Print the listing in its entirety and exactly, leaving out images.

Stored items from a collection
---

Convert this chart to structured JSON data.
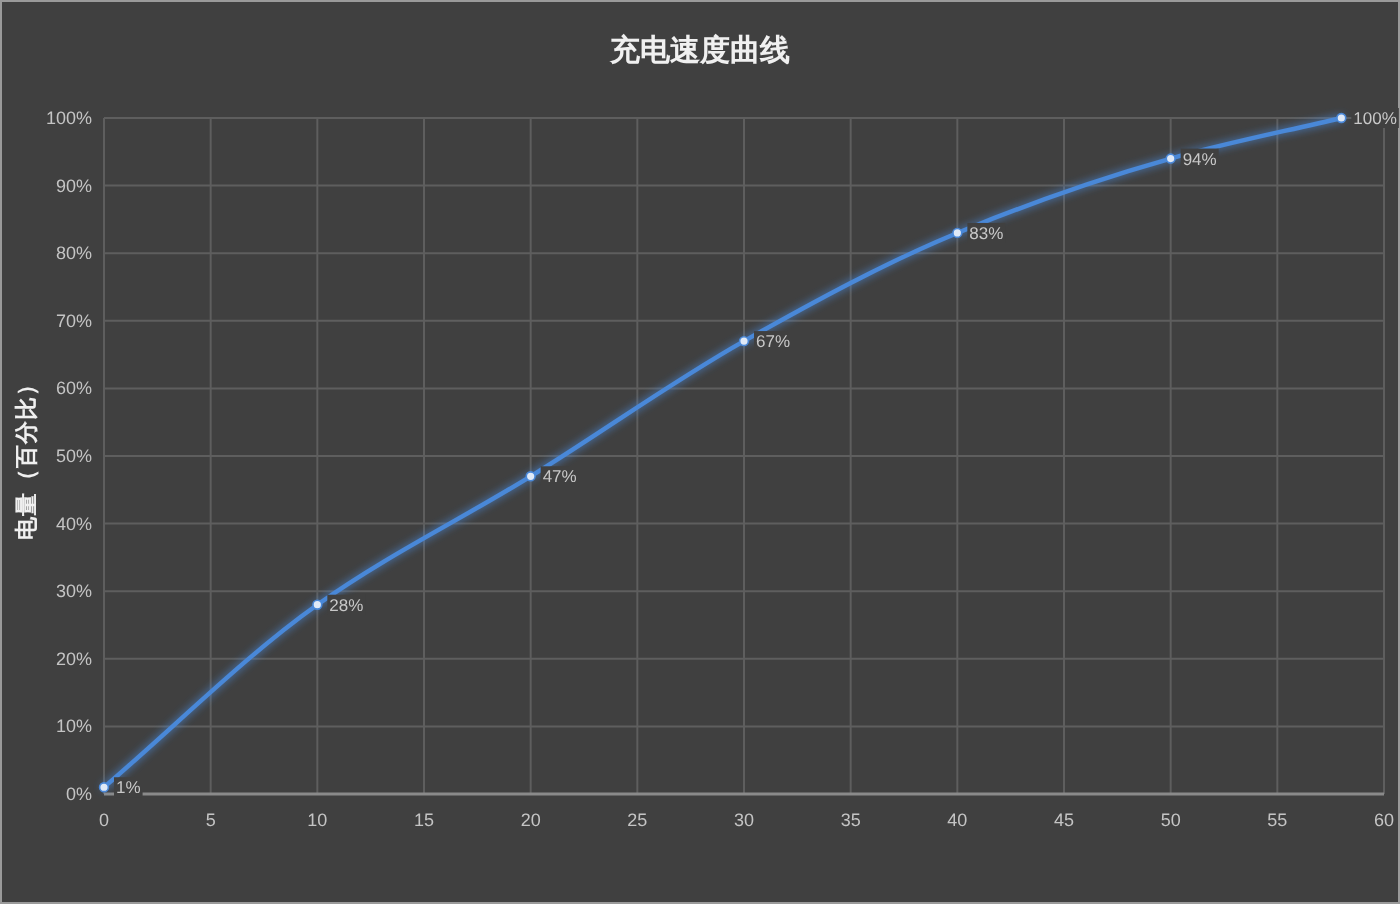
{
  "chart_data": {
    "type": "line",
    "title": "充电速度曲线",
    "ylabel": "电量（百分比）",
    "x": [
      0,
      10,
      20,
      30,
      40,
      50,
      58
    ],
    "series": [
      {
        "color": "#4a88d8",
        "values": [
          1,
          28,
          47,
          67,
          83,
          94,
          100
        ],
        "value_labels": [
          "1%",
          "28%",
          "47%",
          "67%",
          "83%",
          "94%",
          "100%"
        ]
      }
    ],
    "xlim": [
      0,
      60
    ],
    "xticks": [
      0,
      5,
      10,
      15,
      20,
      25,
      30,
      35,
      40,
      45,
      50,
      55,
      60
    ],
    "ylim": [
      0,
      100
    ],
    "yticks": [
      {
        "value": 0,
        "label": "0%"
      },
      {
        "value": 10,
        "label": "10%"
      },
      {
        "value": 20,
        "label": "20%"
      },
      {
        "value": 30,
        "label": "30%"
      },
      {
        "value": 40,
        "label": "40%"
      },
      {
        "value": 50,
        "label": "50%"
      },
      {
        "value": 60,
        "label": "60%"
      },
      {
        "value": 70,
        "label": "70%"
      },
      {
        "value": 80,
        "label": "80%"
      },
      {
        "value": 90,
        "label": "90%"
      },
      {
        "value": 100,
        "label": "100%"
      }
    ],
    "grid": true,
    "marker": "circle",
    "line_style": "solid"
  }
}
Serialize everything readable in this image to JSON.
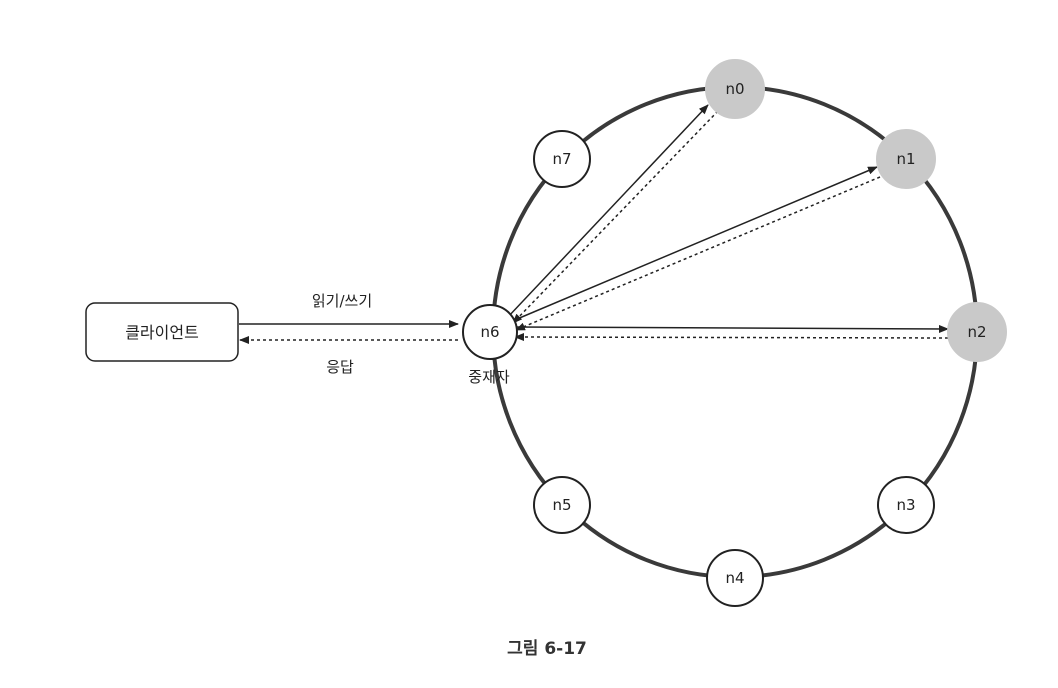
{
  "client": {
    "label": "클라이언트"
  },
  "coordinator": {
    "label": "중재자"
  },
  "edges": {
    "request_label": "읽기/쓰기",
    "response_label": "응답"
  },
  "nodes": [
    {
      "id": "n0",
      "label": "n0",
      "replica": true
    },
    {
      "id": "n1",
      "label": "n1",
      "replica": true
    },
    {
      "id": "n2",
      "label": "n2",
      "replica": true
    },
    {
      "id": "n3",
      "label": "n3",
      "replica": false
    },
    {
      "id": "n4",
      "label": "n4",
      "replica": false
    },
    {
      "id": "n5",
      "label": "n5",
      "replica": false
    },
    {
      "id": "n6",
      "label": "n6",
      "replica": false
    },
    {
      "id": "n7",
      "label": "n7",
      "replica": false
    }
  ],
  "caption": "그림 6-17",
  "colors": {
    "replica_fill": "#c9c9c9",
    "ring": "#3a3a3a",
    "line": "#222222"
  }
}
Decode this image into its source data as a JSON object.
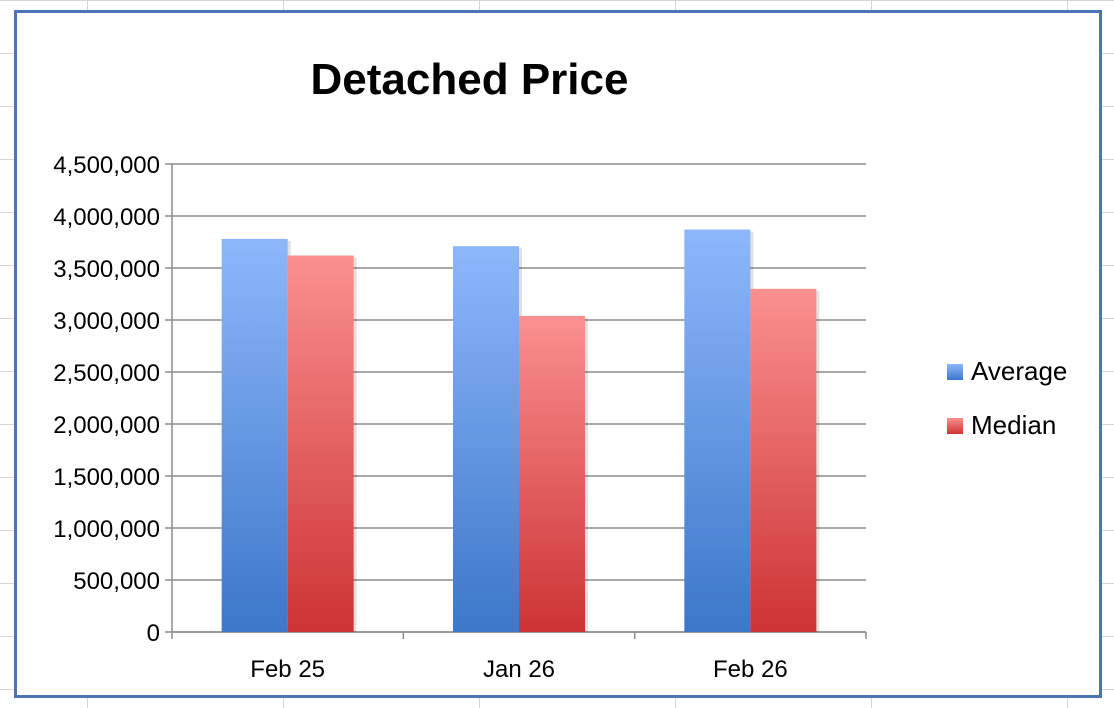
{
  "chart_data": {
    "type": "bar",
    "title": "Detached Price",
    "categories": [
      "Feb 25",
      "Jan 26",
      "Feb 26"
    ],
    "series": [
      {
        "name": "Average",
        "values": [
          3780000,
          3710000,
          3870000
        ],
        "color_top": "#8eb7fb",
        "color_bottom": "#3c77c9"
      },
      {
        "name": "Median",
        "values": [
          3620000,
          3040000,
          3300000
        ],
        "color_top": "#fb9090",
        "color_bottom": "#cc3333"
      }
    ],
    "ylim": [
      0,
      4500000
    ],
    "yticks": [
      "0",
      "500,000",
      "1,000,000",
      "1,500,000",
      "2,000,000",
      "2,500,000",
      "3,000,000",
      "3,500,000",
      "4,000,000",
      "4,500,000"
    ],
    "grid": true,
    "legend_position": "right"
  },
  "colors": {
    "frame_border": "#4a74b4",
    "gridline": "#8c8c8c"
  }
}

---

§ Exercise answer:
Convert this chart to structured JSON data.
{
  "chart_data": {
    "type": "line",
    "title": "充电速度曲线",
    "ylabel": "电量（百分比）",
    "x": [
      0,
      10,
      20,
      30,
      40,
      50,
      58
    ],
    "series": [
      {
        "color": "#4a88d8",
        "values": [
          1,
          28,
          47,
          67,
          83,
          94,
          100
        ],
        "value_labels": [
          "1%",
          "28%",
          "47%",
          "67%",
          "83%",
          "94%",
          "100%"
        ]
      }
    ],
    "xlim": [
      0,
      60
    ],
    "xticks": [
      0,
      5,
      10,
      15,
      20,
      25,
      30,
      35,
      40,
      45,
      50,
      55,
      60
    ],
    "ylim": [
      0,
      100
    ],
    "yticks": [
      {
        "value": 0,
        "label": "0%"
      },
      {
        "value": 10,
        "label": "10%"
      },
      {
        "value": 20,
        "label": "20%"
      },
      {
        "value": 30,
        "label": "30%"
      },
      {
        "value": 40,
        "label": "40%"
      },
      {
        "value": 50,
        "label": "50%"
      },
      {
        "value": 60,
        "label": "60%"
      },
      {
        "value": 70,
        "label": "70%"
      },
      {
        "value": 80,
        "label": "80%"
      },
      {
        "value": 90,
        "label": "90%"
      },
      {
        "value": 100,
        "label": "100%"
      }
    ],
    "grid": true,
    "marker": "circle",
    "line_style": "solid"
  }
}
Serialize everything readable in this image to JSON.
{
  "client": {
    "label": "클라이언트"
  },
  "coordinator": {
    "label": "중재자"
  },
  "edges": {
    "request_label": "읽기/쓰기",
    "response_label": "응답"
  },
  "nodes": [
    {
      "id": "n0",
      "label": "n0",
      "replica": true
    },
    {
      "id": "n1",
      "label": "n1",
      "replica": true
    },
    {
      "id": "n2",
      "label": "n2",
      "replica": true
    },
    {
      "id": "n3",
      "label": "n3",
      "replica": false
    },
    {
      "id": "n4",
      "label": "n4",
      "replica": false
    },
    {
      "id": "n5",
      "label": "n5",
      "replica": false
    },
    {
      "id": "n6",
      "label": "n6",
      "replica": false
    },
    {
      "id": "n7",
      "label": "n7",
      "replica": false
    }
  ],
  "caption": "그림 6-17",
  "colors": {
    "replica_fill": "#c9c9c9",
    "ring": "#3a3a3a",
    "line": "#222222"
  }
}
Decode this image into its source data as a JSON object.
{
  "chart_data": {
    "type": "bar",
    "title": "Detached Price",
    "categories": [
      "Feb 25",
      "Jan 26",
      "Feb 26"
    ],
    "series": [
      {
        "name": "Average",
        "values": [
          3780000,
          3710000,
          3870000
        ],
        "color_top": "#8eb7fb",
        "color_bottom": "#3c77c9"
      },
      {
        "name": "Median",
        "values": [
          3620000,
          3040000,
          3300000
        ],
        "color_top": "#fb9090",
        "color_bottom": "#cc3333"
      }
    ],
    "ylim": [
      0,
      4500000
    ],
    "yticks": [
      "0",
      "500,000",
      "1,000,000",
      "1,500,000",
      "2,000,000",
      "2,500,000",
      "3,000,000",
      "3,500,000",
      "4,000,000",
      "4,500,000"
    ],
    "grid": true,
    "legend_position": "right"
  },
  "colors": {
    "frame_border": "#4a74b4",
    "gridline": "#8c8c8c"
  }
}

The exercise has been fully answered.